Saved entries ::
— begin —
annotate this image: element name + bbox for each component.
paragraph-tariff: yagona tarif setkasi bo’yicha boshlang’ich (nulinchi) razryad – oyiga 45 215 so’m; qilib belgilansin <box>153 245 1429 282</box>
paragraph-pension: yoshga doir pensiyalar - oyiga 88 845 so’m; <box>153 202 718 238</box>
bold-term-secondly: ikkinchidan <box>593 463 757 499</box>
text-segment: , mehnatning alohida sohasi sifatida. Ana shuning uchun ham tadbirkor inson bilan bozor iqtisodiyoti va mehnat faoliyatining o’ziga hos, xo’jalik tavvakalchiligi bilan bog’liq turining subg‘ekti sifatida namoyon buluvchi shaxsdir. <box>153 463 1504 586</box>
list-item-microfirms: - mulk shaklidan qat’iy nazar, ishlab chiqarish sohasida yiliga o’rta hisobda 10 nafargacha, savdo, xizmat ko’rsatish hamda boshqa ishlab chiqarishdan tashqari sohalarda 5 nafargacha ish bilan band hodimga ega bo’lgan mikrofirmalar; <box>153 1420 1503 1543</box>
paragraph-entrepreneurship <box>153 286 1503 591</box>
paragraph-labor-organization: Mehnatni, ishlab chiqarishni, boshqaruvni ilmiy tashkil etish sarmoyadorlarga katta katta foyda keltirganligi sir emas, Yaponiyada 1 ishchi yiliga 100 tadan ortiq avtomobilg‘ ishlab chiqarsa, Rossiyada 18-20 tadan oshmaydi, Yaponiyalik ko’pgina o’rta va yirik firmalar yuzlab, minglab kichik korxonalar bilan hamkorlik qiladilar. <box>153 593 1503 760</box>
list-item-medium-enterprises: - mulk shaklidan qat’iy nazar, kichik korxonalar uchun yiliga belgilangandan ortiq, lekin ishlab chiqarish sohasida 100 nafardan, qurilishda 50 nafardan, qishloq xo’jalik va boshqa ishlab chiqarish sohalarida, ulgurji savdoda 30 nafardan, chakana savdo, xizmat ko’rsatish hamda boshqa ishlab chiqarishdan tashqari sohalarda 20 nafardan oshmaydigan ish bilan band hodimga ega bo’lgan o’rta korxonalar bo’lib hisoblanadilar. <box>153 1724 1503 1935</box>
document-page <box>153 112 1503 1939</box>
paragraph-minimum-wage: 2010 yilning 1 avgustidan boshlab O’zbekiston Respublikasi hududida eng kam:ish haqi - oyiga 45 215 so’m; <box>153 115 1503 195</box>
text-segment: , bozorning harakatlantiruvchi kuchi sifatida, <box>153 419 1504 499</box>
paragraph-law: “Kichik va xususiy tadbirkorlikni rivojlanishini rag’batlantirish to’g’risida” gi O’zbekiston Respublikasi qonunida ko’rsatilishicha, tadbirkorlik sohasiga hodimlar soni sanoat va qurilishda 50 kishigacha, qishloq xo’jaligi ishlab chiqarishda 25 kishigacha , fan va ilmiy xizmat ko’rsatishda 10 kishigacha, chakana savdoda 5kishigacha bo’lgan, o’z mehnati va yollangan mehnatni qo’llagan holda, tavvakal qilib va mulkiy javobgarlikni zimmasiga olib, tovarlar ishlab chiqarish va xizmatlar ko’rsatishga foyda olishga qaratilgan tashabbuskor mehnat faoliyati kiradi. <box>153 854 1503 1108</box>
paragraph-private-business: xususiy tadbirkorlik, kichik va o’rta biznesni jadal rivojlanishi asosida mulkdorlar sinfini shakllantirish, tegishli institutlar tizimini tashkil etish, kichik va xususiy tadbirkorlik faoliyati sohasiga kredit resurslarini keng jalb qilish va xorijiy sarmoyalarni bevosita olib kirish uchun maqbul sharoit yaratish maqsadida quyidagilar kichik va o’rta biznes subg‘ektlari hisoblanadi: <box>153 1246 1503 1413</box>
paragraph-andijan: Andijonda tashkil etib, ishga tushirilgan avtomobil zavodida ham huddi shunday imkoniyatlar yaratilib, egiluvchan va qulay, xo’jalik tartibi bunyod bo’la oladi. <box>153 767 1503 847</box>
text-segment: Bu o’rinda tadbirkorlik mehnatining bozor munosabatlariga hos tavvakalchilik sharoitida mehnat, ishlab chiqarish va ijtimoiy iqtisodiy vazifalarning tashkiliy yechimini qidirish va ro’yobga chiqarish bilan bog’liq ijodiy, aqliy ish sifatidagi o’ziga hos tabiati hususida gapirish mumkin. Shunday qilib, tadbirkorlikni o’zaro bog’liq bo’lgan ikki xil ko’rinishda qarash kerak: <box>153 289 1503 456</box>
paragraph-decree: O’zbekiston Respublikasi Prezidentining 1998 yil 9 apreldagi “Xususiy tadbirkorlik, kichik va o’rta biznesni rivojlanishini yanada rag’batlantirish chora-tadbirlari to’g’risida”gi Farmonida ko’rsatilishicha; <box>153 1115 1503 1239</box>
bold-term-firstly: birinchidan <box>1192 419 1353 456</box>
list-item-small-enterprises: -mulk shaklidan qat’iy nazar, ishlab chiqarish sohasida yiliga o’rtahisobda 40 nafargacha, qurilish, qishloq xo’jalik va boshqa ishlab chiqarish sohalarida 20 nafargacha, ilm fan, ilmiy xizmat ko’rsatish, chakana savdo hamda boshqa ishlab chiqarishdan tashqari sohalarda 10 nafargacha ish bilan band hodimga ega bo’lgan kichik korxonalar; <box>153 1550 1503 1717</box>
— end —
Stated exercise :: Copy every one of the saved entries above, character for character.

Complete response ::
annotate this image: element name + bbox for each component.
paragraph-tariff: yagona tarif setkasi bo’yicha boshlang’ich (nulinchi) razryad – oyiga 45 215 so’m; qilib belgilansin <box>153 245 1429 282</box>
paragraph-pension: yoshga doir pensiyalar - oyiga 88 845 so’m; <box>153 202 718 238</box>
bold-term-secondly: ikkinchidan <box>593 463 757 499</box>
text-segment: , mehnatning alohida sohasi sifatida. Ana shuning uchun ham tadbirkor inson bilan bozor iqtisodiyoti va mehnat faoliyatining o’ziga hos, xo’jalik tavvakalchiligi bilan bog’liq turining subg‘ekti sifatida namoyon buluvchi shaxsdir. <box>153 463 1504 586</box>
list-item-microfirms: - mulk shaklidan qat’iy nazar, ishlab chiqarish sohasida yiliga o’rta hisobda 10 nafargacha, savdo, xizmat ko’rsatish hamda boshqa ishlab chiqarishdan tashqari sohalarda 5 nafargacha ish bilan band hodimga ega bo’lgan mikrofirmalar; <box>153 1420 1503 1543</box>
paragraph-entrepreneurship <box>153 286 1503 591</box>
paragraph-labor-organization: Mehnatni, ishlab chiqarishni, boshqaruvni ilmiy tashkil etish sarmoyadorlarga katta katta foyda keltirganligi sir emas, Yaponiyada 1 ishchi yiliga 100 tadan ortiq avtomobilg‘ ishlab chiqarsa, Rossiyada 18-20 tadan oshmaydi, Yaponiyalik ko’pgina o’rta va yirik firmalar yuzlab, minglab kichik korxonalar bilan hamkorlik qiladilar. <box>153 593 1503 760</box>
list-item-medium-enterprises: - mulk shaklidan qat’iy nazar, kichik korxonalar uchun yiliga belgilangandan ortiq, lekin ishlab chiqarish sohasida 100 nafardan, qurilishda 50 nafardan, qishloq xo’jalik va boshqa ishlab chiqarish sohalarida, ulgurji savdoda 30 nafardan, chakana savdo, xizmat ko’rsatish hamda boshqa ishlab chiqarishdan tashqari sohalarda 20 nafardan oshmaydigan ish bilan band hodimga ega bo’lgan o’rta korxonalar bo’lib hisoblanadilar. <box>153 1724 1503 1935</box>
document-page <box>153 112 1503 1939</box>
paragraph-minimum-wage: 2010 yilning 1 avgustidan boshlab O’zbekiston Respublikasi hududida eng kam:ish haqi - oyiga 45 215 so’m; <box>153 115 1503 195</box>
text-segment: , bozorning harakatlantiruvchi kuchi sifatida, <box>153 419 1504 499</box>
paragraph-law: “Kichik va xususiy tadbirkorlikni rivojlanishini rag’batlantirish to’g’risida” gi O’zbekiston Respublikasi qonunida ko’rsatilishicha, tadbirkorlik sohasiga hodimlar soni sanoat va qurilishda 50 kishigacha, qishloq xo’jaligi ishlab chiqarishda 25 kishigacha , fan va ilmiy xizmat ko’rsatishda 10 kishigacha, chakana savdoda 5kishigacha bo’lgan, o’z mehnati va yollangan mehnatni qo’llagan holda, tavvakal qilib va mulkiy javobgarlikni zimmasiga olib, tovarlar ishlab chiqarish va xizmatlar ko’rsatishga foyda olishga qaratilgan tashabbuskor mehnat faoliyati kiradi. <box>153 854 1503 1108</box>
paragraph-private-business: xususiy tadbirkorlik, kichik va o’rta biznesni jadal rivojlanishi asosida mulkdorlar sinfini shakllantirish, tegishli institutlar tizimini tashkil etish, kichik va xususiy tadbirkorlik faoliyati sohasiga kredit resurslarini keng jalb qilish va xorijiy sarmoyalarni bevosita olib kirish uchun maqbul sharoit yaratish maqsadida quyidagilar kichik va o’rta biznes subg‘ektlari hisoblanadi: <box>153 1246 1503 1413</box>
paragraph-andijan: Andijonda tashkil etib, ishga tushirilgan avtomobil zavodida ham huddi shunday imkoniyatlar yaratilib, egiluvchan va qulay, xo’jalik tartibi bunyod bo’la oladi. <box>153 767 1503 847</box>
text-segment: Bu o’rinda tadbirkorlik mehnatining bozor munosabatlariga hos tavvakalchilik sharoitida mehnat, ishlab chiqarish va ijtimoiy iqtisodiy vazifalarning tashkiliy yechimini qidirish va ro’yobga chiqarish bilan bog’liq ijodiy, aqliy ish sifatidagi o’ziga hos tabiati hususida gapirish mumkin. Shunday qilib, tadbirkorlikni o’zaro bog’liq bo’lgan ikki xil ko’rinishda qarash kerak: <box>153 289 1503 456</box>
paragraph-decree: O’zbekiston Respublikasi Prezidentining 1998 yil 9 apreldagi “Xususiy tadbirkorlik, kichik va o’rta biznesni rivojlanishini yanada rag’batlantirish chora-tadbirlari to’g’risida”gi Farmonida ko’rsatilishicha; <box>153 1115 1503 1239</box>
bold-term-firstly: birinchidan <box>1192 419 1353 456</box>
list-item-small-enterprises: -mulk shaklidan qat’iy nazar, ishlab chiqarish sohasida yiliga o’rtahisobda 40 nafargacha, qurilish, qishloq xo’jalik va boshqa ishlab chiqarish sohalarida 20 nafargacha, ilm fan, ilmiy xizmat ko’rsatish, chakana savdo hamda boshqa ishlab chiqarishdan tashqari sohalarda 10 nafargacha ish bilan band hodimga ega bo’lgan kichik korxonalar; <box>153 1550 1503 1717</box>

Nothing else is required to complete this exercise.